## Extracted records
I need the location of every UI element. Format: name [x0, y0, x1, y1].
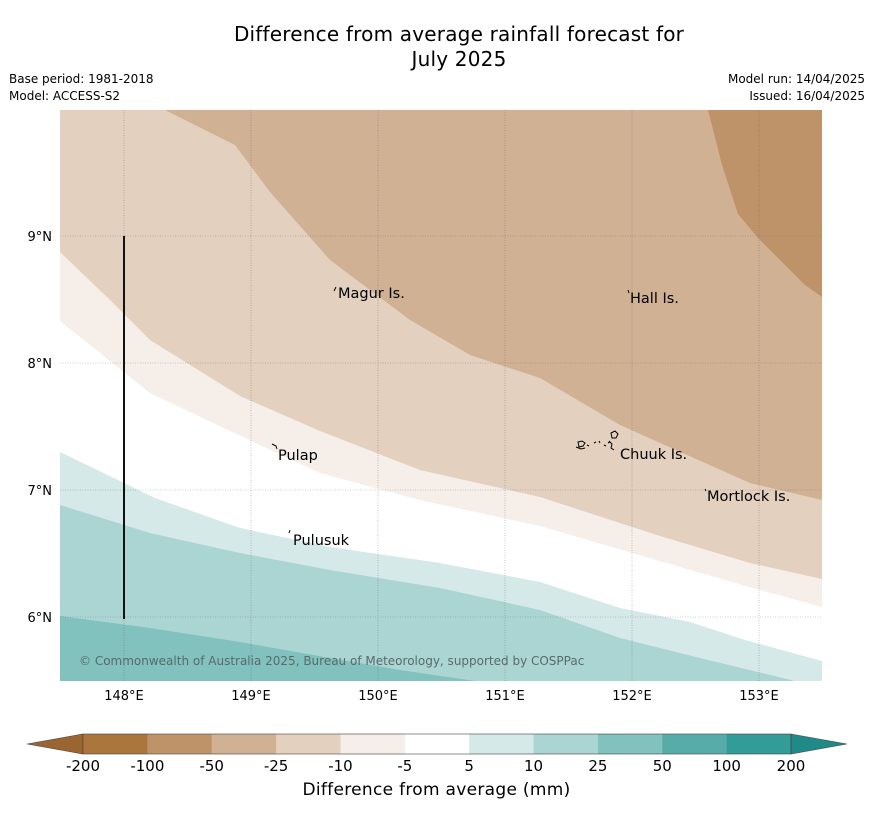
colorbar-tick-label: -50 — [199, 757, 224, 775]
colorbar-frame — [82, 733, 792, 755]
colorbar-tick-label: 10 — [524, 757, 543, 775]
metadata-right: Model run: 14/04/2025 Issued: 16/04/2025 — [728, 71, 865, 105]
colorbar-high-extension — [790, 733, 848, 755]
colorbar-tick-label: 5 — [464, 757, 474, 775]
colorbar-tick-label: -25 — [264, 757, 289, 775]
lon-label-148e: 148°E — [104, 689, 144, 704]
place-label-chuuk: Chuuk Is. — [620, 447, 687, 463]
pulap-island-shape — [271, 443, 278, 450]
colorbar-cell — [147, 734, 213, 754]
place-label-pulusuk: Pulusuk — [293, 533, 350, 549]
lat-label-9n: 9°N — [28, 230, 53, 245]
magur-island-shape — [333, 286, 337, 292]
chuuk-lagoon-shape — [575, 430, 619, 451]
model-name: Model: ACCESS-S2 — [9, 89, 121, 103]
base-period: Base period: 1981-2018 — [9, 72, 154, 86]
place-label-pulap: Pulap — [278, 448, 318, 464]
colorbar-cell — [726, 734, 792, 754]
title-line-1: Difference from average rainfall forecas… — [233, 22, 685, 46]
colorbar-tick-label: -100 — [130, 757, 164, 775]
colorbar-tick-label: -10 — [328, 757, 353, 775]
title-line-2: July 2025 — [411, 47, 507, 71]
colorbar-tick-label: 50 — [653, 757, 672, 775]
model-run: Model run: 14/04/2025 — [727, 72, 865, 86]
colorbar-cell — [469, 734, 534, 754]
colorbar-cell — [533, 734, 599, 754]
place-label-magur: Magur Is. — [338, 286, 405, 302]
colorbar-tick-label: 100 — [712, 757, 741, 775]
issued-date: Issued: 16/04/2025 — [749, 89, 865, 103]
band-tan-50 — [165, 110, 822, 500]
lon-label-150e: 150°E — [358, 689, 398, 704]
hall-island-shape — [627, 289, 630, 294]
colorbar-cells — [83, 734, 792, 754]
colorbar-cell — [662, 734, 728, 754]
metadata-left: Base period: 1981-2018 Model: ACCESS-S2 — [9, 71, 154, 105]
lat-label-6n: 6°N — [28, 611, 53, 626]
colorbar-label: Difference from average (mm) — [302, 780, 571, 800]
attribution-text: © Commonwealth of Australia 2025, Bureau… — [79, 654, 584, 668]
band-brown-100 — [708, 110, 822, 297]
colorbar-low-extension — [26, 733, 84, 755]
forecast-bands — [60, 110, 822, 681]
colorbar-cell — [404, 734, 470, 754]
latitude-labels: 9°N 8°N 7°N 6°N — [28, 230, 53, 626]
longitude-labels: 148°E 149°E 150°E 151°E 152°E 153°E — [104, 689, 779, 704]
place-labels: Magur Is. Hall Is. Pulap Chuuk Is. Mortl… — [278, 286, 790, 549]
colorbar-cell — [340, 734, 406, 754]
island-outlines — [271, 286, 707, 534]
lon-label-153e: 153°E — [739, 689, 779, 704]
colorbar-tick-label: -200 — [66, 757, 100, 775]
colorbar-tick-label: 25 — [588, 757, 607, 775]
lon-label-152e: 152°E — [612, 689, 652, 704]
place-label-mortlock: Mortlock Is. — [707, 489, 790, 505]
place-label-hall: Hall Is. — [630, 291, 679, 307]
pulusuk-island-shape — [288, 529, 291, 534]
colorbar-cell — [211, 734, 277, 754]
mortlock-island-shape — [704, 488, 707, 492]
colorbar-tick-labels: -200 -100 -50 -25 -10 -5 5 10 25 50 100 200 — [66, 757, 805, 775]
colorbar-tick-label: 200 — [777, 757, 806, 775]
colorbar-cell — [83, 734, 148, 754]
colorbar-tick-label: -5 — [397, 757, 412, 775]
colorbar-cell — [597, 734, 663, 754]
lat-label-8n: 8°N — [28, 357, 53, 372]
colorbar-cell — [276, 734, 341, 754]
colorbar: -200 -100 -50 -25 -10 -5 5 10 25 50 100 200 — [26, 733, 848, 775]
lat-label-7n: 7°N — [28, 484, 53, 499]
chart-title: Difference from average rainfall forecas… — [0, 22, 873, 72]
lon-label-151e: 151°E — [485, 689, 525, 704]
lon-label-149e: 149°E — [231, 689, 271, 704]
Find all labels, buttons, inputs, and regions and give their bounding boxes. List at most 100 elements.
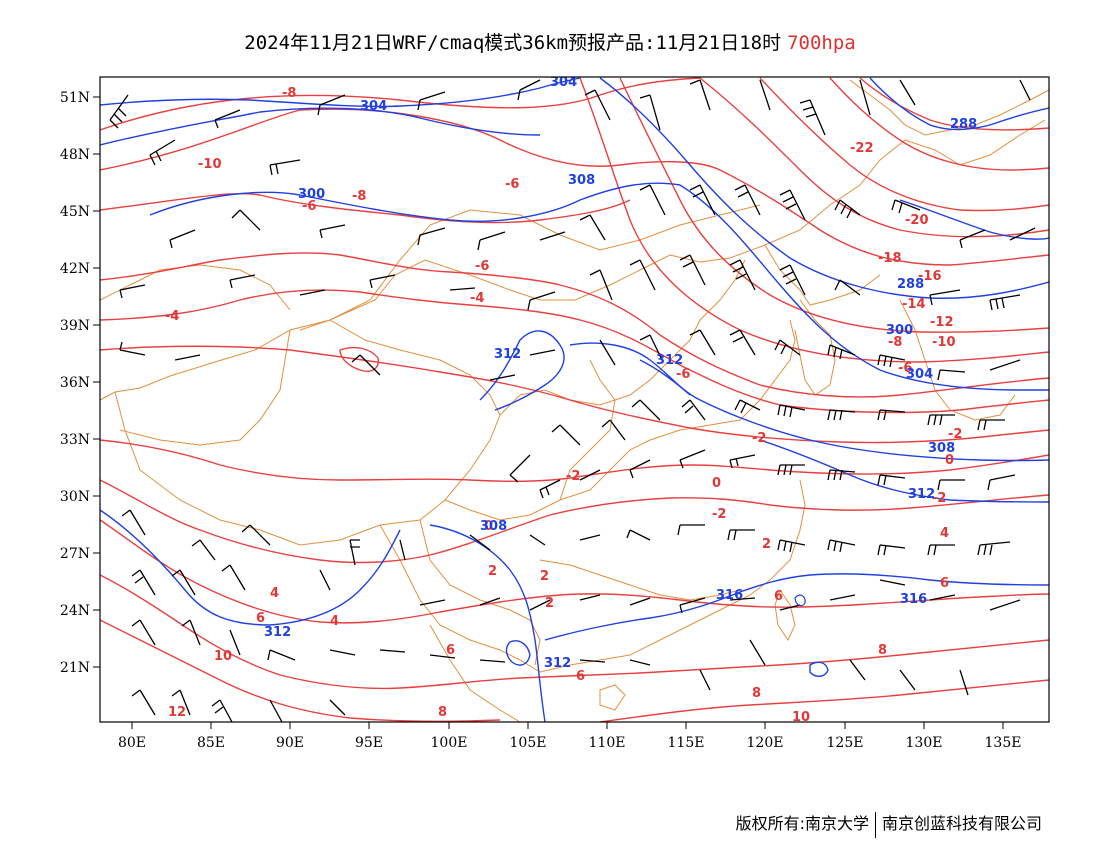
temp-label: 0 xyxy=(484,519,493,534)
temp-label: -6 xyxy=(302,199,316,214)
temp-label: -20 xyxy=(905,213,929,228)
map-frame xyxy=(99,76,1050,723)
lat-tick-label: 27N xyxy=(60,546,90,562)
central-provinces xyxy=(519,259,746,406)
temp-label: -2 xyxy=(712,507,726,522)
height-label: 312 xyxy=(908,487,935,502)
height-label: 288 xyxy=(950,117,977,132)
height-labels: 304 304 308 300 308 288 288 300 304 312 … xyxy=(264,75,977,671)
temp-label: -2 xyxy=(752,431,766,446)
temperature-labels: -8 -10 -6 -8 -6 -4 -6 -4 -22 -20 -18 -16… xyxy=(165,86,962,725)
height-label: 304 xyxy=(906,367,933,382)
temp-label: -4 xyxy=(470,291,484,306)
temp-label: -22 xyxy=(850,141,874,156)
temp-label: -8 xyxy=(352,189,366,204)
lon-tick-label: 95E xyxy=(355,735,383,751)
height-label: 308 xyxy=(568,173,595,188)
temp-label: 2 xyxy=(545,596,554,611)
sw-border xyxy=(379,479,806,673)
height-label: 300 xyxy=(298,187,325,202)
lon-tick-label: 85E xyxy=(197,735,225,751)
inner-provinces xyxy=(559,359,616,501)
temp-label: 4 xyxy=(270,586,279,601)
temp-label: 2 xyxy=(762,537,771,552)
temp-label: -6 xyxy=(475,259,489,274)
lon-axis xyxy=(131,722,1004,729)
lon-tick-label: 135E xyxy=(985,735,1022,751)
lon-tick-label: 105E xyxy=(510,735,547,751)
height-label: 308 xyxy=(480,519,507,534)
temp-label: 4 xyxy=(940,526,949,541)
temp-label: -10 xyxy=(932,335,956,350)
height-label: 308 xyxy=(928,441,955,456)
china-border-north xyxy=(100,119,1046,401)
footer-divider xyxy=(874,811,876,838)
temp-label: -6 xyxy=(898,361,912,376)
lat-axis xyxy=(93,96,100,668)
temp-label: -6 xyxy=(505,177,519,192)
temp-label: 6 xyxy=(446,643,455,658)
temp-label: -2 xyxy=(948,427,962,442)
lat-tick-label: 24N xyxy=(60,603,90,619)
central-asia xyxy=(100,264,291,311)
height-label: 288 xyxy=(897,277,924,292)
temp-label: 2 xyxy=(488,564,497,579)
temp-label: -18 xyxy=(878,251,902,266)
height-label: 304 xyxy=(550,75,577,90)
temp-label: -6 xyxy=(676,367,690,382)
lat-tick-label: 45N xyxy=(60,204,90,220)
temp-label: 0 xyxy=(945,453,954,468)
lat-tick-label: 33N xyxy=(60,432,90,448)
lat-tick-label: 51N xyxy=(60,90,90,106)
lat-tick-label: 39N xyxy=(60,318,90,334)
tibet-outline xyxy=(114,391,521,546)
height-label: 316 xyxy=(900,592,927,607)
japan-outline xyxy=(899,299,1016,421)
temp-label: 6 xyxy=(940,576,949,591)
lat-tick-label: 48N xyxy=(60,147,90,163)
copyright-text: 版权所有:南京大学 xyxy=(735,814,869,833)
temp-label: -4 xyxy=(165,309,179,324)
temp-label: 6 xyxy=(256,611,265,626)
temp-label: 6 xyxy=(774,589,783,604)
lon-tick-label: 115E xyxy=(668,735,705,751)
lat-tick-label: 42N xyxy=(60,261,90,277)
wind-barbs xyxy=(109,79,1036,722)
temp-label: 2 xyxy=(540,569,549,584)
lon-tick-label: 110E xyxy=(589,735,626,751)
temp-label: -8 xyxy=(888,335,902,350)
lon-tick-label: 125E xyxy=(827,735,864,751)
height-label: 312 xyxy=(264,625,291,640)
temp-label: 12 xyxy=(168,705,186,720)
hainan-outline xyxy=(599,684,626,711)
temp-label: 4 xyxy=(330,614,339,629)
temp-label: 8 xyxy=(438,705,447,720)
lat-tick-label: 21N xyxy=(60,660,90,676)
lon-tick-label: 130E xyxy=(906,735,943,751)
height-label: 304 xyxy=(360,99,387,114)
temp-label: -2 xyxy=(566,469,580,484)
taiwan-height-blob xyxy=(794,594,806,607)
temp-label: -16 xyxy=(918,269,942,284)
temp-label: 8 xyxy=(752,686,761,701)
lat-tick-label: 36N xyxy=(60,375,90,391)
indochina-outline xyxy=(429,624,521,722)
xinjiang-split xyxy=(119,329,291,446)
lat-labels: 51N 48N 45N 42N 39N 36N 33N 30N 27N 24N … xyxy=(60,90,90,676)
yunnan-outline xyxy=(419,519,541,666)
height-label: 312 xyxy=(656,353,683,368)
temp-label: 10 xyxy=(792,710,810,725)
lon-tick-label: 100E xyxy=(431,735,468,751)
title-main: 2024年11月21日WRF/cmaq模式36km预报产品:11月21日18时 xyxy=(244,32,782,54)
temp-label: 8 xyxy=(878,643,887,658)
temp-label: -2 xyxy=(932,491,946,506)
korea-outline xyxy=(794,299,836,396)
taiwan-outline xyxy=(774,588,796,642)
height-label: 312 xyxy=(544,656,571,671)
company-name: 南京创蓝科技有限公司 xyxy=(881,814,1042,833)
footer: 版权所有:南京大学 南京创蓝科技有限公司 xyxy=(736,810,1042,838)
lon-tick-label: 80E xyxy=(118,735,146,751)
title-level: 700hpa xyxy=(787,32,856,54)
lon-tick-label: 120E xyxy=(747,735,784,751)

## Problem to work on
Lay out the lines of the listing as a numbered list, from the line with "temp-label: 0 xyxy=(484,519,493,534)" up to and including the line with "temp-label: -22 xyxy=(850,141,874,156)", with any blank lines left out.

## Result of this task
1. temp-label: 0 xyxy=(484,519,493,534)
2. temp-label: -6 xyxy=(302,199,316,214)
3. temp-label: -20 xyxy=(905,213,929,228)
4. map-frame xyxy=(99,76,1050,723)
5. lat-tick-label: 27N xyxy=(60,546,90,562)
6. central-provinces xyxy=(519,259,746,406)
7. temp-label: -2 xyxy=(712,507,726,522)
8. height-label: 312 xyxy=(908,487,935,502)
9. height-label: 288 xyxy=(950,117,977,132)
10. height-labels: 304 304 308 300 308 288 288 300 304 312 … xyxy=(264,75,977,671)
11. temp-label: -2 xyxy=(752,431,766,446)
12. temperature-labels: -8 -10 -6 -8 -6 -4 -6 -4 -22 -20 -18 -16… xyxy=(165,86,962,725)
13. height-label: 304 xyxy=(906,367,933,382)
14. temp-label: -4 xyxy=(470,291,484,306)
15. temp-label: -22 xyxy=(850,141,874,156)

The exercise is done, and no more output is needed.